Check each line of the data for "title" and select those that have it.

Entries with figure data:
===============
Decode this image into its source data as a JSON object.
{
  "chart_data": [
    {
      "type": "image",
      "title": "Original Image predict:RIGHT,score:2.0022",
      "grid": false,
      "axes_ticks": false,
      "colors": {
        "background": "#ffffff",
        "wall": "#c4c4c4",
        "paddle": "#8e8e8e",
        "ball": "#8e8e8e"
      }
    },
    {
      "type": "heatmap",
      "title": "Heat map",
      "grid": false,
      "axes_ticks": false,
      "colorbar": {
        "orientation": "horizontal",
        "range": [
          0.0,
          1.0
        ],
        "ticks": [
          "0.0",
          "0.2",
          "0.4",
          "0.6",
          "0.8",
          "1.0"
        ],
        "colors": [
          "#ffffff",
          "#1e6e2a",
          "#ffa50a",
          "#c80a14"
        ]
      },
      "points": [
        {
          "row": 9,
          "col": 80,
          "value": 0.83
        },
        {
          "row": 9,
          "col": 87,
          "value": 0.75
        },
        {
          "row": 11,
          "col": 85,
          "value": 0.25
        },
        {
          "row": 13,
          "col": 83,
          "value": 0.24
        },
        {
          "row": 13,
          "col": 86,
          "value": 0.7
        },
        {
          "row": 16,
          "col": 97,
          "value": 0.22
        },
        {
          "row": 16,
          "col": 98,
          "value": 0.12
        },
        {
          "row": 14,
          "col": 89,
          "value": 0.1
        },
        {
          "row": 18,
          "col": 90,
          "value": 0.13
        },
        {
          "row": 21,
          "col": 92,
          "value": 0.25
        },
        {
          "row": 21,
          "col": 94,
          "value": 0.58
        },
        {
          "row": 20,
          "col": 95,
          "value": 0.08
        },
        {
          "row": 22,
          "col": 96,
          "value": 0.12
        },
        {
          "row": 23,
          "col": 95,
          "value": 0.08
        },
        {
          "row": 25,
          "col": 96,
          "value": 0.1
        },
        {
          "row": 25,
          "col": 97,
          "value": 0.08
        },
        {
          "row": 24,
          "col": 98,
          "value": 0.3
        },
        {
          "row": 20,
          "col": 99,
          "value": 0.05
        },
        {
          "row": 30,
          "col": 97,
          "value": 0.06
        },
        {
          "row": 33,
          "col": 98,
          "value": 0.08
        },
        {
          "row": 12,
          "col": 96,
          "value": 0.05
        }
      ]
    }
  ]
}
===============
◆ Task result
      "title": "Original Image predict:RIGHT,score:2.0022",
      "title": "Heat map",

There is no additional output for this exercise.